- **YOUR INSTRUCTIONS**
Read the entries below and pull out each line with the string "территории".

- **SOURCE RECORDS**
★ ★ ★ ★

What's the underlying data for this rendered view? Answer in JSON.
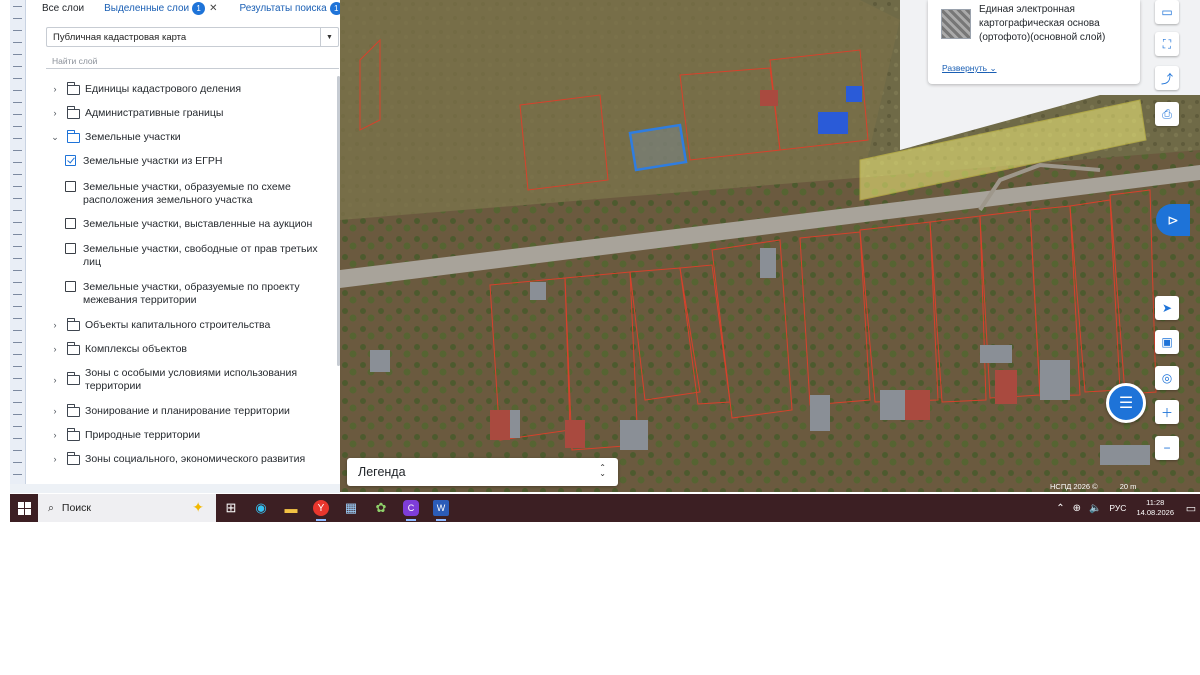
{
  "tabs": {
    "all_layers": "Все слои",
    "selected_layers": "Выделенные слои",
    "selected_count": "1",
    "search_results": "Результаты поиска",
    "search_count": "1"
  },
  "basemap": {
    "value": "Публичная кадастровая карта"
  },
  "layer_search": {
    "placeholder": "Найти слой"
  },
  "layers": [
    {
      "kind": "folder",
      "label": "Единицы кадастрового деления",
      "expanded": false
    },
    {
      "kind": "folder",
      "label": "Административные границы",
      "expanded": false
    },
    {
      "kind": "folder",
      "label": "Земельные участки",
      "expanded": true
    },
    {
      "kind": "check",
      "label": "Земельные участки из ЕГРН",
      "checked": true
    },
    {
      "kind": "check",
      "label": "Земельные участки, образуемые по схеме расположения земельного участка",
      "checked": false
    },
    {
      "kind": "check",
      "label": "Земельные участки, выставленные на аукцион",
      "checked": false
    },
    {
      "kind": "check",
      "label": "Земельные участки, свободные от прав третьих лиц",
      "checked": false
    },
    {
      "kind": "check",
      "label": "Земельные участки, образуемые по проекту межевания территории",
      "checked": false
    },
    {
      "kind": "folder",
      "label": "Объекты капитального строительства",
      "expanded": false
    },
    {
      "kind": "folder",
      "label": "Комплексы объектов",
      "expanded": false
    },
    {
      "kind": "folder",
      "label": "Зоны с особыми условиями использования территории",
      "expanded": false
    },
    {
      "kind": "folder",
      "label": "Зонирование и планирование территории",
      "expanded": false
    },
    {
      "kind": "folder",
      "label": "Природные территории",
      "expanded": false
    },
    {
      "kind": "folder",
      "label": "Зоны социального, экономического развития",
      "expanded": false
    }
  ],
  "info_card": {
    "title": "Единая электронная картографическая основа (ортофото)(основной слой)",
    "expand_label": "Развернуть"
  },
  "legend": {
    "label": "Легенда"
  },
  "map_footer": {
    "copyright": "НСПД 2026 ©",
    "scale": "20 m"
  },
  "icons": {
    "ruler": "ruler-icon",
    "measure_area": "measure-area-icon",
    "share": "share-icon",
    "print": "print-icon",
    "locate": "navigate-icon",
    "picture_in_picture": "window-icon",
    "geolocation": "geolocation-icon",
    "zoom_in": "plus-icon",
    "zoom_out": "minus-icon",
    "chat": "chat-icon"
  },
  "taskbar": {
    "search_label": "Поиск",
    "language": "РУС",
    "time": "11:28",
    "date": "14.08.2026"
  },
  "colors": {
    "accent": "#1e73d8",
    "taskbar": "#3c1f23",
    "parcel_outline": "#d8412b",
    "selected_parcel": "#2f7de0",
    "zone_fill": "#f2ee7a"
  }
}
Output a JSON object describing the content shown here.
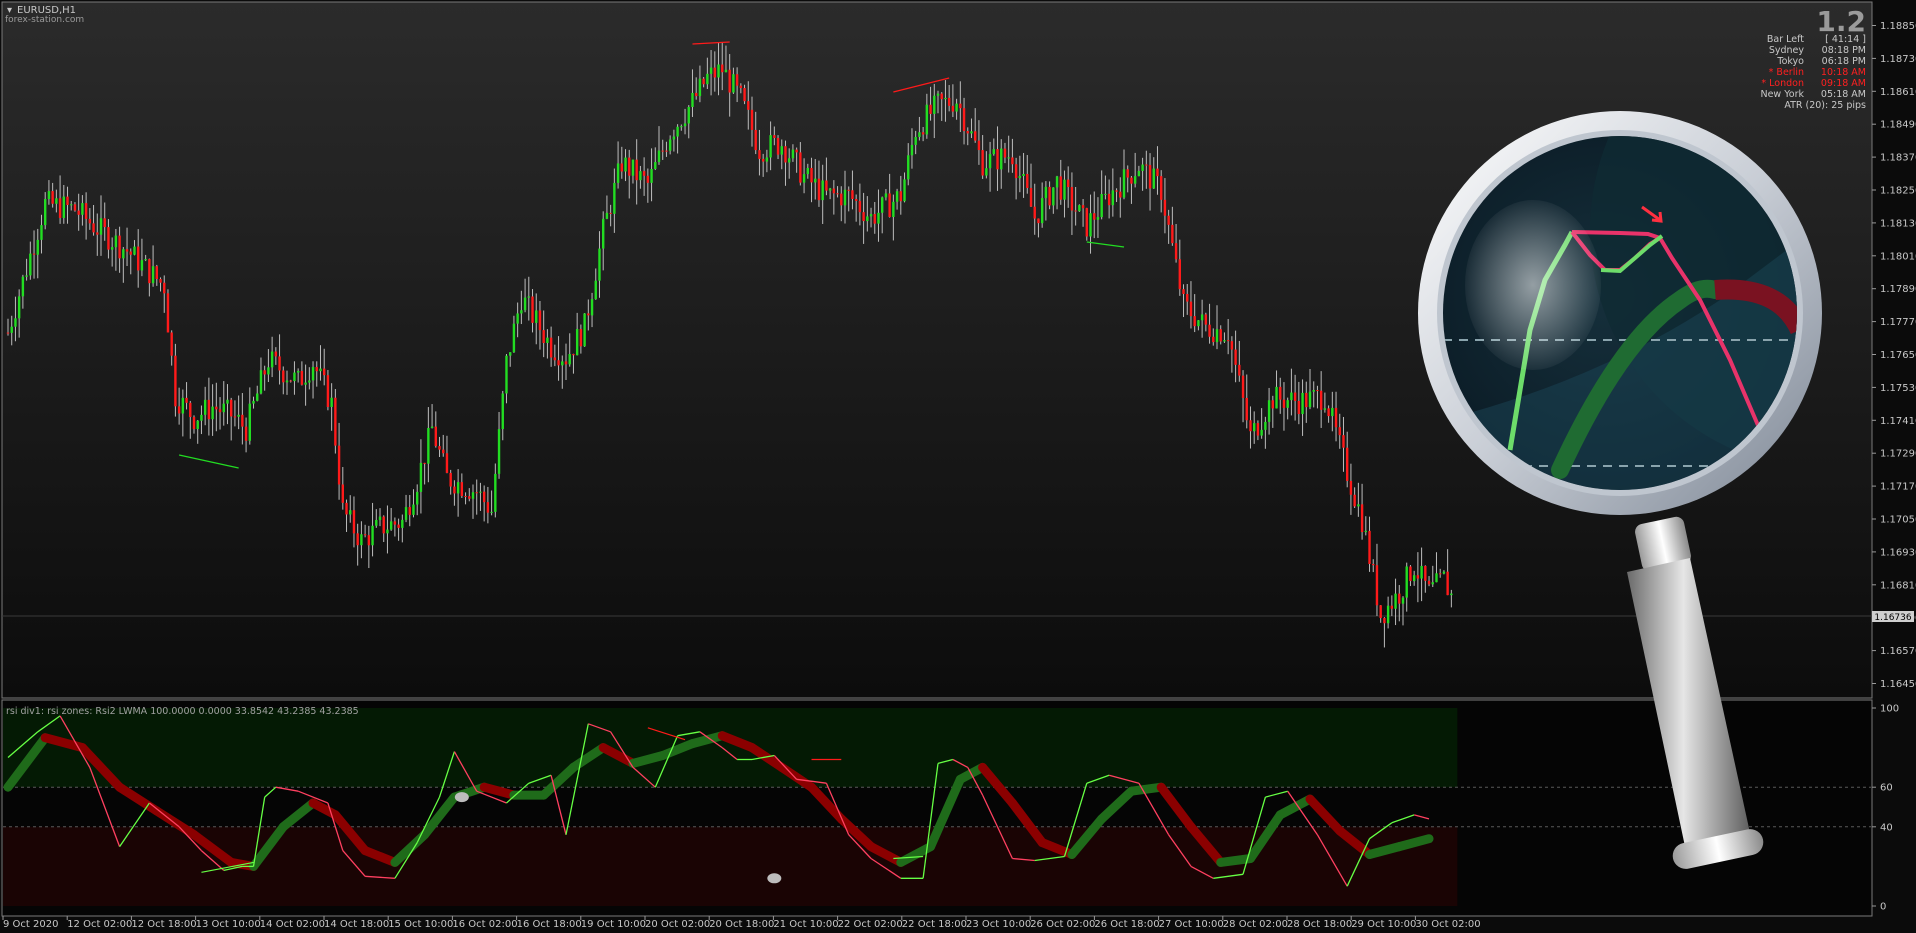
{
  "chart_title": "EURUSD,H1",
  "watermark": "forex-station.com",
  "version": "1.2",
  "info_panel": {
    "rows": [
      {
        "label": "Bar Left",
        "value": "[ 41:14 ]",
        "color": "#c8c8c8"
      },
      {
        "label": "Sydney",
        "value": "08:18 PM",
        "color": "#c8c8c8"
      },
      {
        "label": "Tokyo",
        "value": "06:18 PM",
        "color": "#c8c8c8"
      },
      {
        "label": "* Berlin",
        "value": "10:18 AM",
        "color": "#ff2020"
      },
      {
        "label": "* London",
        "value": "09:18 AM",
        "color": "#ff2020"
      },
      {
        "label": "New York",
        "value": "05:18 AM",
        "color": "#c8c8c8"
      }
    ],
    "atr": "ATR (20): 25 pips"
  },
  "current_price": "1.16736",
  "indicator_label": "rsi div1: rsi zones: Rsi2 LWMA 100.0000 0.0000 33.8542 43.2385 43.2385",
  "colors": {
    "bull": "#22dd22",
    "bear": "#ff1a1a",
    "rsi_fast": "#ff4060",
    "rsi_fast_up": "#66ff44",
    "rsi_slow_up": "#1f6b1a",
    "rsi_slow_down": "#8b0000",
    "bg_green_zone": "#041a04",
    "bg_red_zone": "#1a0404"
  },
  "chart_data": [
    {
      "type": "candlestick",
      "title": "EURUSD,H1",
      "y_ticks": [
        "1.18850",
        "1.18730",
        "1.18610",
        "1.18490",
        "1.18370",
        "1.18250",
        "1.18130",
        "1.18010",
        "1.17890",
        "1.17770",
        "1.17650",
        "1.17530",
        "1.17410",
        "1.17290",
        "1.17170",
        "1.17050",
        "1.16930",
        "1.16810",
        "1.16690",
        "1.16570",
        "1.16450"
      ],
      "ylim": [
        1.1645,
        1.1885
      ],
      "anchors": [
        [
          0,
          1.1773
        ],
        [
          10,
          1.182
        ],
        [
          18,
          1.1818
        ],
        [
          24,
          1.1811
        ],
        [
          32,
          1.1803
        ],
        [
          42,
          1.179
        ],
        [
          45,
          1.175
        ],
        [
          50,
          1.1742
        ],
        [
          55,
          1.1746
        ],
        [
          60,
          1.1743
        ],
        [
          64,
          1.1738
        ],
        [
          70,
          1.1763
        ],
        [
          78,
          1.1755
        ],
        [
          82,
          1.1762
        ],
        [
          87,
          1.1747
        ],
        [
          90,
          1.1708
        ],
        [
          95,
          1.1697
        ],
        [
          100,
          1.1702
        ],
        [
          106,
          1.1704
        ],
        [
          110,
          1.1719
        ],
        [
          114,
          1.1738
        ],
        [
          118,
          1.172
        ],
        [
          126,
          1.1715
        ],
        [
          130,
          1.1708
        ],
        [
          134,
          1.1762
        ],
        [
          138,
          1.1786
        ],
        [
          146,
          1.1768
        ],
        [
          150,
          1.1764
        ],
        [
          155,
          1.1775
        ],
        [
          160,
          1.181
        ],
        [
          165,
          1.1835
        ],
        [
          172,
          1.1827
        ],
        [
          178,
          1.1846
        ],
        [
          184,
          1.1857
        ],
        [
          188,
          1.1866
        ],
        [
          192,
          1.1869
        ],
        [
          197,
          1.1858
        ],
        [
          202,
          1.184
        ],
        [
          208,
          1.1842
        ],
        [
          214,
          1.183
        ],
        [
          220,
          1.1823
        ],
        [
          226,
          1.1823
        ],
        [
          232,
          1.1815
        ],
        [
          240,
          1.1823
        ],
        [
          244,
          1.1847
        ],
        [
          250,
          1.1856
        ],
        [
          255,
          1.1858
        ],
        [
          262,
          1.1835
        ],
        [
          270,
          1.1838
        ],
        [
          276,
          1.1815
        ],
        [
          282,
          1.1828
        ],
        [
          290,
          1.1812
        ],
        [
          296,
          1.1823
        ],
        [
          304,
          1.1834
        ],
        [
          310,
          1.1825
        ],
        [
          316,
          1.1783
        ],
        [
          322,
          1.1775
        ],
        [
          328,
          1.1773
        ],
        [
          334,
          1.1735
        ],
        [
          340,
          1.1749
        ],
        [
          348,
          1.1748
        ],
        [
          354,
          1.175
        ],
        [
          360,
          1.1722
        ],
        [
          364,
          1.1705
        ],
        [
          369,
          1.167
        ],
        [
          374,
          1.1678
        ],
        [
          378,
          1.1688
        ],
        [
          382,
          1.1678
        ],
        [
          386,
          1.1683
        ],
        [
          388,
          1.1677
        ]
      ],
      "last_price": "1.16736"
    },
    {
      "type": "line",
      "title": "rsi div1: rsi zones: Rsi2 LWMA 100.0000 0.0000 33.8542 43.2385 43.2385",
      "ylim": [
        0,
        100
      ],
      "y_ticks": [
        "100",
        "60",
        "40",
        "0"
      ],
      "levels": [
        60,
        40
      ],
      "x_ticks": [
        "9 Oct 2020",
        "12 Oct 02:00",
        "12 Oct 18:00",
        "13 Oct 10:00",
        "14 Oct 02:00",
        "14 Oct 18:00",
        "15 Oct 10:00",
        "16 Oct 02:00",
        "16 Oct 18:00",
        "19 Oct 10:00",
        "20 Oct 02:00",
        "20 Oct 18:00",
        "21 Oct 10:00",
        "22 Oct 02:00",
        "22 Oct 18:00",
        "23 Oct 10:00",
        "26 Oct 02:00",
        "26 Oct 18:00",
        "27 Oct 10:00",
        "28 Oct 02:00",
        "28 Oct 18:00",
        "29 Oct 10:00",
        "30 Oct 02:00"
      ],
      "rsi_fast": [
        [
          0,
          75
        ],
        [
          8,
          88
        ],
        [
          14,
          96
        ],
        [
          22,
          70
        ],
        [
          30,
          30
        ],
        [
          38,
          52
        ],
        [
          46,
          40
        ],
        [
          52,
          28
        ],
        [
          58,
          18
        ],
        [
          63,
          20
        ],
        [
          66,
          20
        ],
        [
          69,
          55
        ],
        [
          72,
          60
        ],
        [
          78,
          58
        ],
        [
          86,
          52
        ],
        [
          90,
          28
        ],
        [
          96,
          15
        ],
        [
          104,
          14
        ],
        [
          110,
          32
        ],
        [
          116,
          55
        ],
        [
          120,
          78
        ],
        [
          126,
          58
        ],
        [
          134,
          52
        ],
        [
          140,
          62
        ],
        [
          146,
          66
        ],
        [
          150,
          36
        ],
        [
          156,
          92
        ],
        [
          162,
          88
        ],
        [
          168,
          70
        ],
        [
          174,
          60
        ],
        [
          180,
          86
        ],
        [
          186,
          88
        ],
        [
          192,
          80
        ],
        [
          196,
          74
        ],
        [
          200,
          74
        ],
        [
          206,
          76
        ],
        [
          212,
          64
        ],
        [
          220,
          62
        ],
        [
          226,
          36
        ],
        [
          232,
          24
        ],
        [
          240,
          14
        ],
        [
          246,
          14
        ],
        [
          250,
          72
        ],
        [
          254,
          74
        ],
        [
          258,
          70
        ],
        [
          262,
          56
        ],
        [
          270,
          24
        ],
        [
          276,
          23
        ],
        [
          284,
          25
        ],
        [
          290,
          62
        ],
        [
          296,
          66
        ],
        [
          304,
          62
        ],
        [
          312,
          36
        ],
        [
          318,
          20
        ],
        [
          324,
          14
        ],
        [
          332,
          16
        ],
        [
          338,
          55
        ],
        [
          344,
          58
        ],
        [
          352,
          36
        ],
        [
          360,
          10
        ],
        [
          366,
          34
        ],
        [
          372,
          42
        ],
        [
          378,
          46
        ],
        [
          382,
          44
        ]
      ],
      "rsi_fast_up": [
        [
          0,
          75
        ],
        [
          8,
          88
        ],
        [
          14,
          96
        ],
        [
          22,
          70
        ],
        [
          30,
          30
        ],
        [
          38,
          52
        ],
        [
          46,
          40
        ],
        [
          52,
          28
        ],
        [
          58,
          18
        ],
        [
          63,
          20
        ],
        [
          66,
          20
        ],
        [
          69,
          55
        ],
        [
          72,
          60
        ],
        [
          78,
          58
        ],
        [
          86,
          52
        ],
        [
          90,
          28
        ],
        [
          96,
          15
        ],
        [
          104,
          14
        ],
        [
          110,
          32
        ],
        [
          116,
          55
        ],
        [
          120,
          78
        ],
        [
          126,
          58
        ],
        [
          134,
          52
        ],
        [
          140,
          62
        ],
        [
          146,
          66
        ],
        [
          150,
          36
        ],
        [
          156,
          92
        ],
        [
          162,
          88
        ],
        [
          168,
          70
        ],
        [
          174,
          60
        ],
        [
          180,
          86
        ],
        [
          186,
          88
        ],
        [
          192,
          80
        ],
        [
          196,
          74
        ],
        [
          200,
          74
        ],
        [
          206,
          76
        ],
        [
          212,
          64
        ],
        [
          220,
          62
        ],
        [
          226,
          36
        ],
        [
          232,
          24
        ],
        [
          240,
          14
        ],
        [
          246,
          14
        ],
        [
          250,
          72
        ],
        [
          254,
          74
        ],
        [
          258,
          70
        ],
        [
          262,
          56
        ],
        [
          270,
          24
        ],
        [
          276,
          23
        ],
        [
          284,
          25
        ],
        [
          290,
          62
        ],
        [
          296,
          66
        ],
        [
          304,
          62
        ],
        [
          312,
          36
        ],
        [
          318,
          20
        ],
        [
          324,
          14
        ],
        [
          332,
          16
        ],
        [
          338,
          55
        ],
        [
          344,
          58
        ],
        [
          352,
          36
        ],
        [
          360,
          10
        ],
        [
          366,
          34
        ],
        [
          372,
          42
        ],
        [
          378,
          46
        ],
        [
          382,
          44
        ]
      ],
      "rsi_slow": [
        [
          0,
          60
        ],
        [
          10,
          85
        ],
        [
          20,
          80
        ],
        [
          30,
          60
        ],
        [
          40,
          48
        ],
        [
          50,
          36
        ],
        [
          60,
          22
        ],
        [
          66,
          20
        ],
        [
          74,
          40
        ],
        [
          82,
          52
        ],
        [
          88,
          46
        ],
        [
          96,
          28
        ],
        [
          104,
          22
        ],
        [
          112,
          36
        ],
        [
          120,
          55
        ],
        [
          128,
          60
        ],
        [
          136,
          56
        ],
        [
          144,
          56
        ],
        [
          152,
          70
        ],
        [
          160,
          80
        ],
        [
          168,
          72
        ],
        [
          176,
          76
        ],
        [
          184,
          82
        ],
        [
          192,
          86
        ],
        [
          200,
          80
        ],
        [
          208,
          70
        ],
        [
          216,
          60
        ],
        [
          224,
          44
        ],
        [
          232,
          30
        ],
        [
          240,
          22
        ],
        [
          248,
          30
        ],
        [
          256,
          64
        ],
        [
          262,
          70
        ],
        [
          270,
          52
        ],
        [
          278,
          32
        ],
        [
          286,
          26
        ],
        [
          294,
          44
        ],
        [
          302,
          58
        ],
        [
          310,
          60
        ],
        [
          318,
          40
        ],
        [
          326,
          22
        ],
        [
          334,
          24
        ],
        [
          342,
          46
        ],
        [
          350,
          54
        ],
        [
          358,
          38
        ],
        [
          366,
          26
        ],
        [
          374,
          30
        ],
        [
          382,
          34
        ]
      ]
    }
  ],
  "magnifier": {
    "note": ""
  }
}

★ ★ ★ ★

- **SOLUTION FOR THIS TASK**
      "label": "Земельные участки, образуемые по проекту межевания территории",
      "label": "Зоны с особыми условиями использования территории",
      "label": "Зонирование и планирование территории",
      "label": "Природные территории",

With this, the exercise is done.